**Exercise task**. Examine the records and identify each line that includes the string "this". Copy those lines.

|---|

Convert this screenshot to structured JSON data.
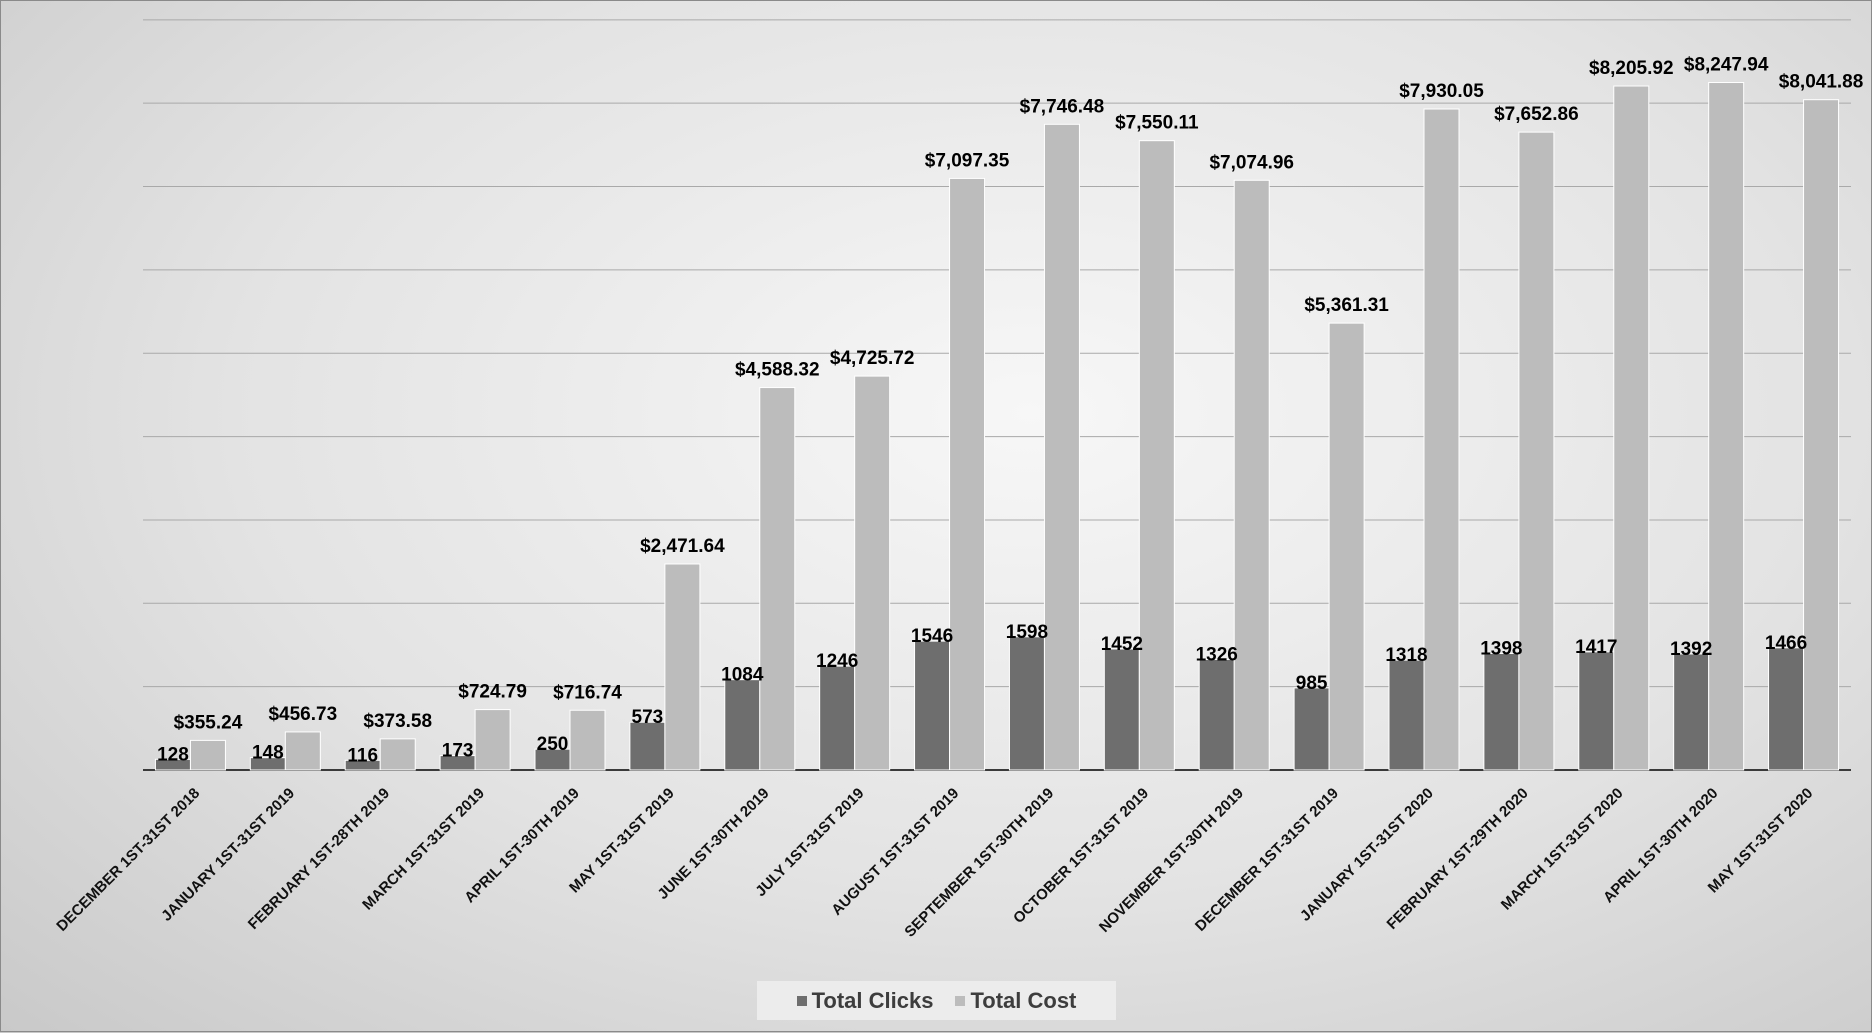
{
  "chart_data": {
    "type": "bar",
    "title": "",
    "xlabel": "",
    "ylabel": "",
    "ylim": [
      0,
      8000
    ],
    "grid": true,
    "legend_position": "bottom",
    "categories": [
      "DECEMBER 1ST-31ST 2018",
      "JANUARY 1ST-31ST 2019",
      "FEBRUARY 1ST-28TH 2019",
      "MARCH 1ST-31ST 2019",
      "APRIL 1ST-30TH 2019",
      "MAY 1ST-31ST 2019",
      "JUNE 1ST-30TH 2019",
      "JULY 1ST-31ST 2019",
      "AUGUST 1ST-31ST 2019",
      "SEPTEMBER 1ST-30TH 2019",
      "OCTOBER 1ST-31ST 2019",
      "NOVEMBER 1ST-30TH 2019",
      "DECEMBER 1ST-31ST 2019",
      "JANUARY 1ST-31ST 2020",
      "FEBRUARY 1ST-29TH 2020",
      "MARCH 1ST-31ST 2020",
      "APRIL 1ST-30TH 2020",
      "MAY 1ST-31ST 2020"
    ],
    "series": [
      {
        "name": "Total Clicks",
        "color": "#6e6e6e",
        "values": [
          128,
          148,
          116,
          173,
          250,
          573,
          1084,
          1246,
          1546,
          1598,
          1452,
          1326,
          985,
          1318,
          1398,
          1417,
          1392,
          1466
        ],
        "labels": [
          "128",
          "148",
          "116",
          "173",
          "250",
          "573",
          "1084",
          "1246",
          "1546",
          "1598",
          "1452",
          "1326",
          "985",
          "1318",
          "1398",
          "1417",
          "1392",
          "1466"
        ]
      },
      {
        "name": "Total Cost",
        "color": "#bcbcbc",
        "values": [
          355.24,
          456.73,
          373.58,
          724.79,
          716.74,
          2471.64,
          4588.32,
          4725.72,
          7097.35,
          7746.48,
          7550.11,
          7074.96,
          5361.31,
          7930.05,
          7652.86,
          8205.92,
          8247.94,
          8041.88
        ],
        "labels": [
          "$355.24",
          "$456.73",
          "$373.58",
          "$724.79",
          "$716.74",
          "$2,471.64",
          "$4,588.32",
          "$4,725.72",
          "$7,097.35",
          "$7,746.48",
          "$7,550.11",
          "$7,074.96",
          "$5,361.31",
          "$7,930.05",
          "$7,652.86",
          "$8,205.92",
          "$8,247.94",
          "$8,041.88"
        ]
      }
    ]
  },
  "legend": {
    "items": [
      {
        "label": "Total Clicks",
        "color": "#6e6e6e"
      },
      {
        "label": "Total Cost",
        "color": "#bcbcbc"
      }
    ]
  }
}
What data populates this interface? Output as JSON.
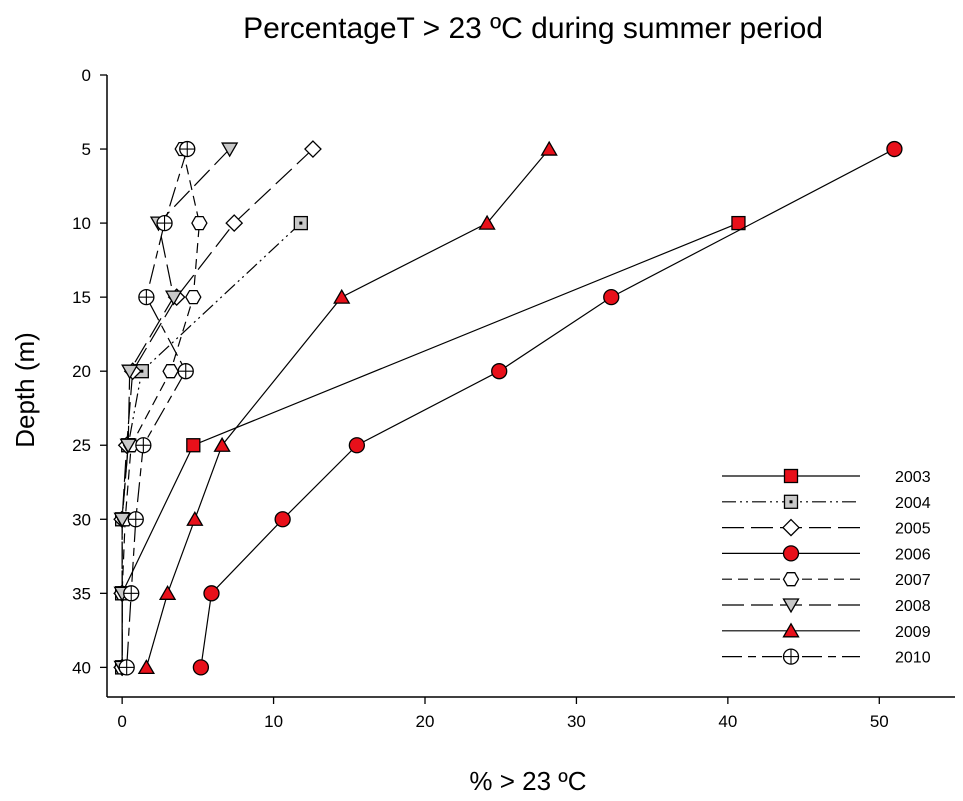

|---|

**Exercise result**.
Convert this screenshot to structured JSON data.
What data populates this interface? Output as JSON.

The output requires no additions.